Return every entry exactly.

===== RECORD EXCERPTS

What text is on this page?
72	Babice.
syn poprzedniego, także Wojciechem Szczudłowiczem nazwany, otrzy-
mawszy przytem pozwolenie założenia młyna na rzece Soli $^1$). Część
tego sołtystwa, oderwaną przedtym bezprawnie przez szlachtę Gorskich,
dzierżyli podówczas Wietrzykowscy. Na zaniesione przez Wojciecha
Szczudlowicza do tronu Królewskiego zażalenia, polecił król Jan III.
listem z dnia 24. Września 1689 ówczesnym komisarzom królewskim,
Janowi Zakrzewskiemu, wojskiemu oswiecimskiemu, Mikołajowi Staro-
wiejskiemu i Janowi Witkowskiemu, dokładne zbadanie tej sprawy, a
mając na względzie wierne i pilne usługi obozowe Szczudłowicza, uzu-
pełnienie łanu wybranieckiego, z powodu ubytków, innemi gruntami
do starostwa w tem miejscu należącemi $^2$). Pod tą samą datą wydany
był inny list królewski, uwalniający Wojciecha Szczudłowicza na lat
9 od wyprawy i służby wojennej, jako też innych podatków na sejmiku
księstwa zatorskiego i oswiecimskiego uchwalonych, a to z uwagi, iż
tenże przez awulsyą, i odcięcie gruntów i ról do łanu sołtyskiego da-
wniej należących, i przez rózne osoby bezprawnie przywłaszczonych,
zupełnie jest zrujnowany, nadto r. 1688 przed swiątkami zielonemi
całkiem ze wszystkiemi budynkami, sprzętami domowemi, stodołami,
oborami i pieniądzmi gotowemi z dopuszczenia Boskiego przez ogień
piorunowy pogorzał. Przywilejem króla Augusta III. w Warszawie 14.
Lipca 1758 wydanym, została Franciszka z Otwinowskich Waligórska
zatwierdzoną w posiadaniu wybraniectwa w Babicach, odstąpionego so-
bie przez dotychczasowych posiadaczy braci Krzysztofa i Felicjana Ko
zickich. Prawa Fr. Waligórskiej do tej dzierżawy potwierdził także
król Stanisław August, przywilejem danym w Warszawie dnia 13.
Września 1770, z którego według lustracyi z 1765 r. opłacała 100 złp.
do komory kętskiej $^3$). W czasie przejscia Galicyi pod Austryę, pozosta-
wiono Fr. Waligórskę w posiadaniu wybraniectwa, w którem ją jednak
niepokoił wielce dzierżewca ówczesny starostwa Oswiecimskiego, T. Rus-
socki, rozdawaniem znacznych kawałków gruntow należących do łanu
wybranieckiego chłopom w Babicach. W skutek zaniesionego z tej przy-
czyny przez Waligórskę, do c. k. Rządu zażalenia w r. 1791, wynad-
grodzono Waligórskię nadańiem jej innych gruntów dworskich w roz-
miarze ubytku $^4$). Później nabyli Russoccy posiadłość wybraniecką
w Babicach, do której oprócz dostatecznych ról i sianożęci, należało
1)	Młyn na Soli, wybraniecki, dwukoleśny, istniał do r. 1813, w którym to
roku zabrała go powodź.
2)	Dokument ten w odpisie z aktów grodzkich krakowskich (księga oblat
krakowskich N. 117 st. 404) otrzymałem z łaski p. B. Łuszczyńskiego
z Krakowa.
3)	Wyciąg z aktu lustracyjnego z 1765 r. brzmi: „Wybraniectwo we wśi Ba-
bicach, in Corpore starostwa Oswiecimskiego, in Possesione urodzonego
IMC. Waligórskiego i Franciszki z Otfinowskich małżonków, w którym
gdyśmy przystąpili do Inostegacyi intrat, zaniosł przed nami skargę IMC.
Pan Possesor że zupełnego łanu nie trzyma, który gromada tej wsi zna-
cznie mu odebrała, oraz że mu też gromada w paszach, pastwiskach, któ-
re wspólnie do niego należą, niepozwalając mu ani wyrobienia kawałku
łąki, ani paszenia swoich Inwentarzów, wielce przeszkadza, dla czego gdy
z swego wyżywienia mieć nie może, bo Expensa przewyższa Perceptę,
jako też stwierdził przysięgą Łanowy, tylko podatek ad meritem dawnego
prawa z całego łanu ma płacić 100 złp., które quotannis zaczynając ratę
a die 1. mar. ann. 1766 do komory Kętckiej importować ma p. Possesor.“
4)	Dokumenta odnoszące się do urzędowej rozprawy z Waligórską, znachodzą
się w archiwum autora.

==========

#### SOLUTION TO THE EXERCISE
What text is on this page?
72	Babice.
syn poprzedniego, także Wojciechem Szczudłowiczem nazwany, otrzy-
mawszy przytem pozwolenie założenia młyna na rzece Soli $^1$). Część
tego sołtystwa, oderwaną przedtym bezprawnie przez szlachtę Gorskich,
dzierżyli podówczas Wietrzykowscy. Na zaniesione przez Wojciecha
Szczudlowicza do tronu Królewskiego zażalenia, polecił król Jan III.
listem z dnia 24. Września 1689 ówczesnym komisarzom królewskim,
Janowi Zakrzewskiemu, wojskiemu oswiecimskiemu, Mikołajowi Staro-
wiejskiemu i Janowi Witkowskiemu, dokładne zbadanie tej sprawy, a
mając na względzie wierne i pilne usługi obozowe Szczudłowicza, uzu-
pełnienie łanu wybranieckiego, z powodu ubytków, innemi gruntami
do starostwa w tem miejscu należącemi $^2$). Pod tą samą datą wydany
był inny list królewski, uwalniający Wojciecha Szczudłowicza na lat
9 od wyprawy i służby wojennej, jako też innych podatków na sejmiku
księstwa zatorskiego i oswiecimskiego uchwalonych, a to z uwagi, iż
tenże przez awulsyą, i odcięcie gruntów i ról do łanu sołtyskiego da-
wniej należących, i przez rózne osoby bezprawnie przywłaszczonych,
zupełnie jest zrujnowany, nadto r. 1688 przed swiątkami zielonemi
całkiem ze wszystkiemi budynkami, sprzętami domowemi, stodołami,
oborami i pieniądzmi gotowemi z dopuszczenia Boskiego przez ogień
piorunowy pogorzał. Przywilejem króla Augusta III. w Warszawie 14.
Lipca 1758 wydanym, została Franciszka z Otwinowskich Waligórska
zatwierdzoną w posiadaniu wybraniectwa w Babicach, odstąpionego so-
bie przez dotychczasowych posiadaczy braci Krzysztofa i Felicjana Ko
zickich. Prawa Fr. Waligórskiej do tej dzierżawy potwierdził także
król Stanisław August, przywilejem danym w Warszawie dnia 13.
Września 1770, z którego według lustracyi z 1765 r. opłacała 100 złp.
do komory kętskiej $^3$). W czasie przejscia Galicyi pod Austryę, pozosta-
wiono Fr. Waligórskę w posiadaniu wybraniectwa, w którem ją jednak
niepokoił wielce dzierżewca ówczesny starostwa Oswiecimskiego, T. Rus-
socki, rozdawaniem znacznych kawałków gruntow należących do łanu
wybranieckiego chłopom w Babicach. W skutek zaniesionego z tej przy-
czyny przez Waligórskę, do c. k. Rządu zażalenia w r. 1791, wynad-
grodzono Waligórskię nadańiem jej innych gruntów dworskich w roz-
miarze ubytku $^4$). Później nabyli Russoccy posiadłość wybraniecką
w Babicach, do której oprócz dostatecznych ról i sianożęci, należało
1)	Młyn na Soli, wybraniecki, dwukoleśny, istniał do r. 1813, w którym to
roku zabrała go powodź.
2)	Dokument ten w odpisie z aktów grodzkich krakowskich (księga oblat
krakowskich N. 117 st. 404) otrzymałem z łaski p. B. Łuszczyńskiego
z Krakowa.
3)	Wyciąg z aktu lustracyjnego z 1765 r. brzmi: „Wybraniectwo we wśi Ba-
bicach, in Corpore starostwa Oswiecimskiego, in Possesione urodzonego
IMC. Waligórskiego i Franciszki z Otfinowskich małżonków, w którym
gdyśmy przystąpili do Inostegacyi intrat, zaniosł przed nami skargę IMC.
Pan Possesor że zupełnego łanu nie trzyma, który gromada tej wsi zna-
cznie mu odebrała, oraz że mu też gromada w paszach, pastwiskach, któ-
re wspólnie do niego należą, niepozwalając mu ani wyrobienia kawałku
łąki, ani paszenia swoich Inwentarzów, wielce przeszkadza, dla czego gdy
z swego wyżywienia mieć nie może, bo Expensa przewyższa Perceptę,
jako też stwierdził przysięgą Łanowy, tylko podatek ad meritem dawnego
prawa z całego łanu ma płacić 100 złp., które quotannis zaczynając ratę
a die 1. mar. ann. 1766 do komory Kętckiej importować ma p. Possesor.“
4)	Dokumenta odnoszące się do urzędowej rozprawy z Waligórską, znachodzą
się w archiwum autora.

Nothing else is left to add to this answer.